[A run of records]
((

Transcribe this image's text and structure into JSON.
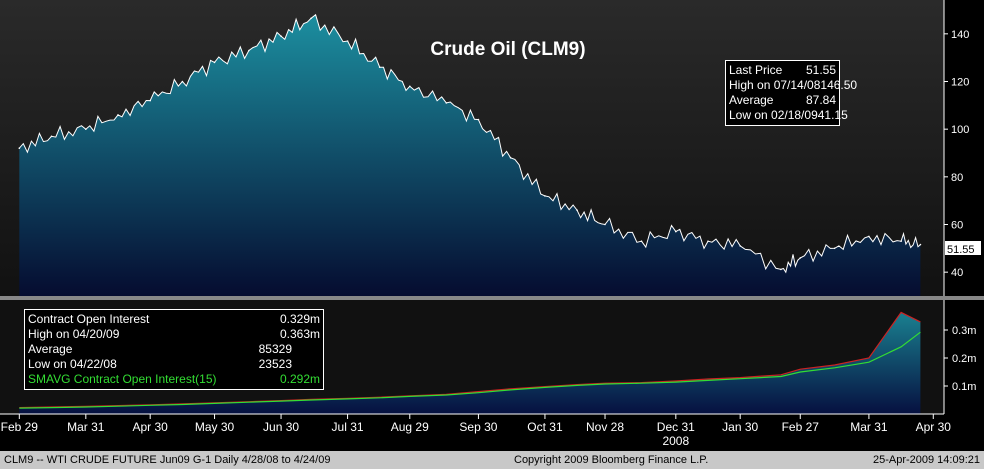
{
  "chart_data": [
    {
      "type": "area",
      "title": "Crude Oil (CLM9)",
      "x": [
        "2008-02-29",
        "2008-03-15",
        "2008-03-31",
        "2008-04-15",
        "2008-04-30",
        "2008-05-15",
        "2008-05-30",
        "2008-06-15",
        "2008-06-30",
        "2008-07-14",
        "2008-07-31",
        "2008-08-15",
        "2008-08-29",
        "2008-09-15",
        "2008-09-30",
        "2008-10-15",
        "2008-10-31",
        "2008-11-15",
        "2008-11-28",
        "2008-12-15",
        "2008-12-31",
        "2009-01-15",
        "2009-01-30",
        "2009-02-18",
        "2009-02-27",
        "2009-03-15",
        "2009-03-31",
        "2009-04-15",
        "2009-04-24"
      ],
      "values": [
        92,
        97,
        100,
        106,
        112,
        120,
        128,
        133,
        139,
        146.5,
        137,
        126,
        118,
        111,
        104,
        88,
        72,
        66,
        60,
        53,
        57,
        53,
        51,
        41.15,
        46,
        50,
        55,
        53,
        51.55
      ],
      "ylim": [
        30,
        150
      ],
      "yticks": [
        40,
        60,
        80,
        100,
        120,
        140
      ],
      "last_price_tag": "51.55",
      "stats": {
        "rows": [
          {
            "label": "Last Price",
            "value": "51.55"
          },
          {
            "label": "High on  07/14/08",
            "value": "146.50"
          },
          {
            "label": "Average",
            "value": "87.84"
          },
          {
            "label": "Low on  02/18/09",
            "value": "41.15"
          }
        ]
      },
      "colors": {
        "fill_top": "#1c8fa0",
        "fill_bottom": "#050c30",
        "line": "#ffffff"
      }
    },
    {
      "type": "area",
      "series": [
        {
          "name": "Contract Open Interest",
          "values": [
            0.023,
            0.025,
            0.027,
            0.03,
            0.033,
            0.036,
            0.04,
            0.044,
            0.048,
            0.052,
            0.056,
            0.06,
            0.065,
            0.07,
            0.08,
            0.09,
            0.098,
            0.105,
            0.11,
            0.112,
            0.118,
            0.125,
            0.13,
            0.14,
            0.16,
            0.175,
            0.2,
            0.363,
            0.329
          ],
          "color": "#cc2222"
        },
        {
          "name": "SMAVG Contract Open Interest(15)",
          "values": [
            0.021,
            0.023,
            0.025,
            0.028,
            0.031,
            0.034,
            0.038,
            0.042,
            0.046,
            0.05,
            0.054,
            0.058,
            0.063,
            0.068,
            0.076,
            0.086,
            0.095,
            0.102,
            0.107,
            0.11,
            0.114,
            0.12,
            0.126,
            0.134,
            0.15,
            0.165,
            0.185,
            0.24,
            0.292
          ],
          "color": "#33dd33"
        }
      ],
      "ylim": [
        0,
        0.4
      ],
      "yticks": [
        "0.1m",
        "0.2m",
        "0.3m"
      ],
      "stats": {
        "rows": [
          {
            "label": "Contract Open Interest",
            "value": "0.329m"
          },
          {
            "label": "High on  04/20/09",
            "value": "0.363m"
          },
          {
            "label": "Average",
            "value": "85329"
          },
          {
            "label": "Low on  04/22/08",
            "value": "23523"
          },
          {
            "label": "SMAVG Contract Open Interest(15)",
            "value": "0.292m"
          }
        ]
      }
    }
  ],
  "x_axis": {
    "ticks": [
      "Feb 29",
      "Mar 31",
      "Apr 30",
      "May 30",
      "Jun 30",
      "Jul 31",
      "Aug 29",
      "Sep 30",
      "Oct 31",
      "Nov 28",
      "Dec 31",
      "Jan 30",
      "Feb 27",
      "Mar 31",
      "Apr 30"
    ],
    "year_label": "2008"
  },
  "footer": {
    "left": "CLM9 -- WTI CRUDE FUTURE  Jun09    G-1   Daily  4/28/08 to 4/24/09",
    "center": "Copyright 2009 Bloomberg Finance L.P.",
    "right": "25-Apr-2009 14:09:21"
  }
}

))

## Task details
Print out every entry above without changing a word, and leave out the pictures.

## Exercise answer
Transcribe this image's text and structure into JSON.
{
  "chart_data": [
    {
      "type": "area",
      "title": "Crude Oil (CLM9)",
      "x": [
        "2008-02-29",
        "2008-03-15",
        "2008-03-31",
        "2008-04-15",
        "2008-04-30",
        "2008-05-15",
        "2008-05-30",
        "2008-06-15",
        "2008-06-30",
        "2008-07-14",
        "2008-07-31",
        "2008-08-15",
        "2008-08-29",
        "2008-09-15",
        "2008-09-30",
        "2008-10-15",
        "2008-10-31",
        "2008-11-15",
        "2008-11-28",
        "2008-12-15",
        "2008-12-31",
        "2009-01-15",
        "2009-01-30",
        "2009-02-18",
        "2009-02-27",
        "2009-03-15",
        "2009-03-31",
        "2009-04-15",
        "2009-04-24"
      ],
      "values": [
        92,
        97,
        100,
        106,
        112,
        120,
        128,
        133,
        139,
        146.5,
        137,
        126,
        118,
        111,
        104,
        88,
        72,
        66,
        60,
        53,
        57,
        53,
        51,
        41.15,
        46,
        50,
        55,
        53,
        51.55
      ],
      "ylim": [
        30,
        150
      ],
      "yticks": [
        40,
        60,
        80,
        100,
        120,
        140
      ],
      "last_price_tag": "51.55",
      "stats": {
        "rows": [
          {
            "label": "Last Price",
            "value": "51.55"
          },
          {
            "label": "High on  07/14/08",
            "value": "146.50"
          },
          {
            "label": "Average",
            "value": "87.84"
          },
          {
            "label": "Low on  02/18/09",
            "value": "41.15"
          }
        ]
      },
      "colors": {
        "fill_top": "#1c8fa0",
        "fill_bottom": "#050c30",
        "line": "#ffffff"
      }
    },
    {
      "type": "area",
      "series": [
        {
          "name": "Contract Open Interest",
          "values": [
            0.023,
            0.025,
            0.027,
            0.03,
            0.033,
            0.036,
            0.04,
            0.044,
            0.048,
            0.052,
            0.056,
            0.06,
            0.065,
            0.07,
            0.08,
            0.09,
            0.098,
            0.105,
            0.11,
            0.112,
            0.118,
            0.125,
            0.13,
            0.14,
            0.16,
            0.175,
            0.2,
            0.363,
            0.329
          ],
          "color": "#cc2222"
        },
        {
          "name": "SMAVG Contract Open Interest(15)",
          "values": [
            0.021,
            0.023,
            0.025,
            0.028,
            0.031,
            0.034,
            0.038,
            0.042,
            0.046,
            0.05,
            0.054,
            0.058,
            0.063,
            0.068,
            0.076,
            0.086,
            0.095,
            0.102,
            0.107,
            0.11,
            0.114,
            0.12,
            0.126,
            0.134,
            0.15,
            0.165,
            0.185,
            0.24,
            0.292
          ],
          "color": "#33dd33"
        }
      ],
      "ylim": [
        0,
        0.4
      ],
      "yticks": [
        "0.1m",
        "0.2m",
        "0.3m"
      ],
      "stats": {
        "rows": [
          {
            "label": "Contract Open Interest",
            "value": "0.329m"
          },
          {
            "label": "High on  04/20/09",
            "value": "0.363m"
          },
          {
            "label": "Average",
            "value": "85329"
          },
          {
            "label": "Low on  04/22/08",
            "value": "23523"
          },
          {
            "label": "SMAVG Contract Open Interest(15)",
            "value": "0.292m"
          }
        ]
      }
    }
  ],
  "x_axis": {
    "ticks": [
      "Feb 29",
      "Mar 31",
      "Apr 30",
      "May 30",
      "Jun 30",
      "Jul 31",
      "Aug 29",
      "Sep 30",
      "Oct 31",
      "Nov 28",
      "Dec 31",
      "Jan 30",
      "Feb 27",
      "Mar 31",
      "Apr 30"
    ],
    "year_label": "2008"
  },
  "footer": {
    "left": "CLM9 -- WTI CRUDE FUTURE  Jun09    G-1   Daily  4/28/08 to 4/24/09",
    "center": "Copyright 2009 Bloomberg Finance L.P.",
    "right": "25-Apr-2009 14:09:21"
  }
}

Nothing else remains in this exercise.